TASK STATEMENT
Each entry below is to be duplicated verbatim.

STORED ROWS
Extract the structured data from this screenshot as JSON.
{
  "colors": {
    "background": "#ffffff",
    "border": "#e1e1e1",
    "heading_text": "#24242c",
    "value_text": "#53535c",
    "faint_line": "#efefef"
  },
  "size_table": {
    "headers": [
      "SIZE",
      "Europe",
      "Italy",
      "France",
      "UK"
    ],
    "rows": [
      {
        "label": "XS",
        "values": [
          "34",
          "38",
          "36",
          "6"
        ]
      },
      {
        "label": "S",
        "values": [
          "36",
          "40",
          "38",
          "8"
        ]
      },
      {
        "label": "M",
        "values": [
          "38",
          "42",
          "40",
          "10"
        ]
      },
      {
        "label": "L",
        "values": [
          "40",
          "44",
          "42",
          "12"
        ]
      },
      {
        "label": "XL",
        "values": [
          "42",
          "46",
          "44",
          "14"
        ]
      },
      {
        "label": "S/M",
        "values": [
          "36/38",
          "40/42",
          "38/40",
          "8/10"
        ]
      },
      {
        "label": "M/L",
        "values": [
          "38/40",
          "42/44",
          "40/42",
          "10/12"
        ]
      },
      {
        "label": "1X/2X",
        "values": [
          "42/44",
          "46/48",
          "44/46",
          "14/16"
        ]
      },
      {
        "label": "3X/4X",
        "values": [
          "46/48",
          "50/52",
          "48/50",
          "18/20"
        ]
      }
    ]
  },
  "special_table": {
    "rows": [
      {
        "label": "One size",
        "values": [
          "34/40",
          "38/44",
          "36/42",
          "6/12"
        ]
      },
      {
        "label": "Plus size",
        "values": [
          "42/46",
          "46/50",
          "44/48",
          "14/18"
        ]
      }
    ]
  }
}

WRITTEN ANSWER
Extract the structured data from this screenshot as JSON.
{
  "colors": {
    "background": "#ffffff",
    "border": "#e1e1e1",
    "heading_text": "#24242c",
    "value_text": "#53535c",
    "faint_line": "#efefef"
  },
  "size_table": {
    "headers": [
      "SIZE",
      "Europe",
      "Italy",
      "France",
      "UK"
    ],
    "rows": [
      {
        "label": "XS",
        "values": [
          "34",
          "38",
          "36",
          "6"
        ]
      },
      {
        "label": "S",
        "values": [
          "36",
          "40",
          "38",
          "8"
        ]
      },
      {
        "label": "M",
        "values": [
          "38",
          "42",
          "40",
          "10"
        ]
      },
      {
        "label": "L",
        "values": [
          "40",
          "44",
          "42",
          "12"
        ]
      },
      {
        "label": "XL",
        "values": [
          "42",
          "46",
          "44",
          "14"
        ]
      },
      {
        "label": "S/M",
        "values": [
          "36/38",
          "40/42",
          "38/40",
          "8/10"
        ]
      },
      {
        "label": "M/L",
        "values": [
          "38/40",
          "42/44",
          "40/42",
          "10/12"
        ]
      },
      {
        "label": "1X/2X",
        "values": [
          "42/44",
          "46/48",
          "44/46",
          "14/16"
        ]
      },
      {
        "label": "3X/4X",
        "values": [
          "46/48",
          "50/52",
          "48/50",
          "18/20"
        ]
      }
    ]
  },
  "special_table": {
    "rows": [
      {
        "label": "One size",
        "values": [
          "34/40",
          "38/44",
          "36/42",
          "6/12"
        ]
      },
      {
        "label": "Plus size",
        "values": [
          "42/46",
          "46/50",
          "44/48",
          "14/18"
        ]
      }
    ]
  }
}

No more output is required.